WRITTEN EXERCISE: From the listing below, work out how many lines contain "generated". Reply with that number only.
+++ PROVIDED DATA +++
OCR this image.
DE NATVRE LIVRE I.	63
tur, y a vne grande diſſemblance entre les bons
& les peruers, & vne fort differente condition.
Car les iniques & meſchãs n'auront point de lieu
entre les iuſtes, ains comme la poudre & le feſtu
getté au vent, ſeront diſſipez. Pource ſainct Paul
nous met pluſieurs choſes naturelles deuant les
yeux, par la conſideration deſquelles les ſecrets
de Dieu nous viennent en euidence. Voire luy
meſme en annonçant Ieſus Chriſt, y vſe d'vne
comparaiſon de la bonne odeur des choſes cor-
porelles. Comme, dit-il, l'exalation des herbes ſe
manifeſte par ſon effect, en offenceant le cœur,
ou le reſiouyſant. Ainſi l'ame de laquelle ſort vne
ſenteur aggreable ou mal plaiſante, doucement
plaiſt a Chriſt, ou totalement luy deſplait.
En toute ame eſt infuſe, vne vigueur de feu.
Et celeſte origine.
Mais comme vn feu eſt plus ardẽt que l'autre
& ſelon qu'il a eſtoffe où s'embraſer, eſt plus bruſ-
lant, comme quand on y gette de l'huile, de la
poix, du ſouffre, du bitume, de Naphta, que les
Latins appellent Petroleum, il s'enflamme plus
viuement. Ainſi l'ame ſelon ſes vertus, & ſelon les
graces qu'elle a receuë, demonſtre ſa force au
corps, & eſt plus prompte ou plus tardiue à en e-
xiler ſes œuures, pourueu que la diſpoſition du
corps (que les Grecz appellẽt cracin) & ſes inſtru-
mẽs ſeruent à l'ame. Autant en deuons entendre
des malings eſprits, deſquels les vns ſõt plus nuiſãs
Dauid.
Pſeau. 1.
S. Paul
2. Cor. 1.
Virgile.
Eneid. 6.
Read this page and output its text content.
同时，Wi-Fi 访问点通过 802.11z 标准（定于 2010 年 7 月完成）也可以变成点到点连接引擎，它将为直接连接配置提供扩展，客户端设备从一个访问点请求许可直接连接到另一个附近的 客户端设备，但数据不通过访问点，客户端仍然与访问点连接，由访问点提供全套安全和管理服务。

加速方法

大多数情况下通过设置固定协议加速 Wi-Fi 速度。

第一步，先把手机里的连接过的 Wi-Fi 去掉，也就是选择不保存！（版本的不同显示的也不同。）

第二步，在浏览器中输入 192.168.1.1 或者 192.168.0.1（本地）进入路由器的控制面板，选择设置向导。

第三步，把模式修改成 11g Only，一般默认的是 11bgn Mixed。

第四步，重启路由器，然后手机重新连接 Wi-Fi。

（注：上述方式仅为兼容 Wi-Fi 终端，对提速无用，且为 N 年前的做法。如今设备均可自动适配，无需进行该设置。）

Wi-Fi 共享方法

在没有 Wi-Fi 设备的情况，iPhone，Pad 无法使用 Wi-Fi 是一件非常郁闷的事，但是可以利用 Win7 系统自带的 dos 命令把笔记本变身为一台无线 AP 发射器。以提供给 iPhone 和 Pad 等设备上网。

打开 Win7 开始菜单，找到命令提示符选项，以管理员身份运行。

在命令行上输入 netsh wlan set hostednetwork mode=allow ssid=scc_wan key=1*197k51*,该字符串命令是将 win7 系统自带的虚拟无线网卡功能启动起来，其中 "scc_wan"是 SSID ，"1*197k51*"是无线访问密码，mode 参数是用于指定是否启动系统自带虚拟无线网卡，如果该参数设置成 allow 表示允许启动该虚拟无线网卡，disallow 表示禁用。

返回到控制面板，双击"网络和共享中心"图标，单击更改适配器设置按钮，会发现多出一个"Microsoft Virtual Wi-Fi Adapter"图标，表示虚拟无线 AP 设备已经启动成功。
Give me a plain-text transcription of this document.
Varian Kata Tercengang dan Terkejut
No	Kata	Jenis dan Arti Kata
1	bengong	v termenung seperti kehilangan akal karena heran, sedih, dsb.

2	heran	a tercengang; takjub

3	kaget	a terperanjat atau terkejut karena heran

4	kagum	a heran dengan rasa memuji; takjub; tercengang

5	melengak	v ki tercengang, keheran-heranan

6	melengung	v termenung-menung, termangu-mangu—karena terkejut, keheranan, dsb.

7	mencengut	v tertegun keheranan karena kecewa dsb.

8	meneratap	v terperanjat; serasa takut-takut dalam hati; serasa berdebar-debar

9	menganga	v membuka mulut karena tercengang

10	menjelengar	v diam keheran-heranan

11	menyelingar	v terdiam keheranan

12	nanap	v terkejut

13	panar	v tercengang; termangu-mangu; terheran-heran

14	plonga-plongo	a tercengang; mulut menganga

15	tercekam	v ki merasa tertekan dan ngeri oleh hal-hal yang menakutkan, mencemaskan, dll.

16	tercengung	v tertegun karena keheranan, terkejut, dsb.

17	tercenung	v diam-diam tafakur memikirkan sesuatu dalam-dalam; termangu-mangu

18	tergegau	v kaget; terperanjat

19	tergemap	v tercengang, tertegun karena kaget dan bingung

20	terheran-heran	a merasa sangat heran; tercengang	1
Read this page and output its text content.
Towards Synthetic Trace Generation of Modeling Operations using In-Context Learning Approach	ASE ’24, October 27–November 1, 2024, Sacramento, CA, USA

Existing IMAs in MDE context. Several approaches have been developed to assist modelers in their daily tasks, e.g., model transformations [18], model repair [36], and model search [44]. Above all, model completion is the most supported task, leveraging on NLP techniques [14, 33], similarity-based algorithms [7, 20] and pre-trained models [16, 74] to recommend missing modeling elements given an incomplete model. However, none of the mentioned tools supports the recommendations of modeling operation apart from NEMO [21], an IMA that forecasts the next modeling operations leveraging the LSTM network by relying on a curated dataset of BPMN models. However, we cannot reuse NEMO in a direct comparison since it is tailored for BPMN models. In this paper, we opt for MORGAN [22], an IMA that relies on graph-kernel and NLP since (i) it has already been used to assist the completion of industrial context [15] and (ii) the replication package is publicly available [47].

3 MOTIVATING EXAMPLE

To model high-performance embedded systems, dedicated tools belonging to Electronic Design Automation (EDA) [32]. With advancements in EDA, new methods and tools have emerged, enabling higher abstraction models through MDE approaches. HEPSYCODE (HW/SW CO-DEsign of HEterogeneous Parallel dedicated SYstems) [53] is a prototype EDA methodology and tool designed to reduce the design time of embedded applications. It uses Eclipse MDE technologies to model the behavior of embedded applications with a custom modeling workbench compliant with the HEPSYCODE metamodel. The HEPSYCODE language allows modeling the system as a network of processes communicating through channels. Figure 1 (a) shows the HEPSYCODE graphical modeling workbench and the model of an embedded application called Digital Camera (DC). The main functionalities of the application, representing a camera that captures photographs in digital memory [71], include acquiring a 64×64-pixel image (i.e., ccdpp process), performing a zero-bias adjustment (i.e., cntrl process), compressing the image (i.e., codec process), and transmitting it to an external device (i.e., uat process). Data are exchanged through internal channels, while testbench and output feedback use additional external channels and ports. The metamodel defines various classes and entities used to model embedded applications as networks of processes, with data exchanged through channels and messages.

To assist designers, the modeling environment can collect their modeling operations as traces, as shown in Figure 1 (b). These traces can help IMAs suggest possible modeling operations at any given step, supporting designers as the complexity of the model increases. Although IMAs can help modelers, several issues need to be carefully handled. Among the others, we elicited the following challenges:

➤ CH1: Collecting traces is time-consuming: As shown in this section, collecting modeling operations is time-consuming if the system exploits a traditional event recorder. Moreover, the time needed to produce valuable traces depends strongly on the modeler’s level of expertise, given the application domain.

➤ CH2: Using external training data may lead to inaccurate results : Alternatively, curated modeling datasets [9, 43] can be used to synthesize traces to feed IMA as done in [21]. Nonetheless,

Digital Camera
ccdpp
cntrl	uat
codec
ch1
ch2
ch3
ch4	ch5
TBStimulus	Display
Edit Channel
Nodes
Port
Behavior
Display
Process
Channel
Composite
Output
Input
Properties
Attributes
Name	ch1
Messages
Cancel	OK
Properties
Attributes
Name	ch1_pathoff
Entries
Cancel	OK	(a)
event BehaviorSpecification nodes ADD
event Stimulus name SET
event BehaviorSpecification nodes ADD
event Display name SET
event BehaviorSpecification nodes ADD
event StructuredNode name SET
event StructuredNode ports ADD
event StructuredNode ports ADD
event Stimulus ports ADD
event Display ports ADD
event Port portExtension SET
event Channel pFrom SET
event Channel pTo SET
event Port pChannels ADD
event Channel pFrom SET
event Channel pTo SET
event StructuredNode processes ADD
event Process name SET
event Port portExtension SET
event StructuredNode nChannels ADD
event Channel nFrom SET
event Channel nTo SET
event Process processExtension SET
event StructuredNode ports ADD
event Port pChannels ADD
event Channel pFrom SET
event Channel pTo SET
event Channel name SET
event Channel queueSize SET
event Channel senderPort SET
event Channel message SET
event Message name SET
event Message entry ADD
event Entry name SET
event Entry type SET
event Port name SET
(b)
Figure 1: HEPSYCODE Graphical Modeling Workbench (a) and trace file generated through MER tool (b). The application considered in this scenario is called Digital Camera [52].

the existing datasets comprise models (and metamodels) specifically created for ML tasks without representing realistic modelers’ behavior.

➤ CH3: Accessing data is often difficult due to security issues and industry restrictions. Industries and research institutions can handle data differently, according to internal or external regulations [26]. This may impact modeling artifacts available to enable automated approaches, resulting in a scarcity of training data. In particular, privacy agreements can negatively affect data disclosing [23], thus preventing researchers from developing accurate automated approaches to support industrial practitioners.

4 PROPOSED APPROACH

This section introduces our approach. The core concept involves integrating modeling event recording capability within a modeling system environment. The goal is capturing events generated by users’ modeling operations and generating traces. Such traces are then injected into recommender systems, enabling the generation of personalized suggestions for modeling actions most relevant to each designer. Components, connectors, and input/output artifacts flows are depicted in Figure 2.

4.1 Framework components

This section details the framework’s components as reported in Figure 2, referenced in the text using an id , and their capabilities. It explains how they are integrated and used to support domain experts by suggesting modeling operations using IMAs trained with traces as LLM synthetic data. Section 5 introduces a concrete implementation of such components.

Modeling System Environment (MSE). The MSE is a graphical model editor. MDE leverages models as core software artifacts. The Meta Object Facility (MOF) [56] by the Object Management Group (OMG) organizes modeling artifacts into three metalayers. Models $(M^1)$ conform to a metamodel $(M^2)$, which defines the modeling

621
+++
WRITTEN SOLUTION: 2